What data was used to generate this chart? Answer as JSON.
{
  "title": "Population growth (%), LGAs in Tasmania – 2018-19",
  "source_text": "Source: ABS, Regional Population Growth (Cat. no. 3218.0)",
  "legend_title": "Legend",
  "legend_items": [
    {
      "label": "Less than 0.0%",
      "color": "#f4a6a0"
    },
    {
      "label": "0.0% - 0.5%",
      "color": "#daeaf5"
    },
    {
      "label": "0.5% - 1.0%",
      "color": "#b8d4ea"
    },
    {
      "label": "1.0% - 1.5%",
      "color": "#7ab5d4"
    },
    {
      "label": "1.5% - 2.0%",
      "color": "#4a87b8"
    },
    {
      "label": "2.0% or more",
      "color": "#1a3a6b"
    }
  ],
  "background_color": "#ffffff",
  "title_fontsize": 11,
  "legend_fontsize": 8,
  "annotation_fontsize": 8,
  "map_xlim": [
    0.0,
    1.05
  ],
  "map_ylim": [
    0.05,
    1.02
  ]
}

========

● **DIRECTIONS**: Restate every record exactly, leaving nothing out.

● **THE SOLUTION**:
What data was used to generate this chart? Answer as JSON.
{
  "title": "Population growth (%), LGAs in Tasmania – 2018-19",
  "source_text": "Source: ABS, Regional Population Growth (Cat. no. 3218.0)",
  "legend_title": "Legend",
  "legend_items": [
    {
      "label": "Less than 0.0%",
      "color": "#f4a6a0"
    },
    {
      "label": "0.0% - 0.5%",
      "color": "#daeaf5"
    },
    {
      "label": "0.5% - 1.0%",
      "color": "#b8d4ea"
    },
    {
      "label": "1.0% - 1.5%",
      "color": "#7ab5d4"
    },
    {
      "label": "1.5% - 2.0%",
      "color": "#4a87b8"
    },
    {
      "label": "2.0% or more",
      "color": "#1a3a6b"
    }
  ],
  "background_color": "#ffffff",
  "title_fontsize": 11,
  "legend_fontsize": 8,
  "annotation_fontsize": 8,
  "map_xlim": [
    0.0,
    1.05
  ],
  "map_ylim": [
    0.05,
    1.02
  ]
}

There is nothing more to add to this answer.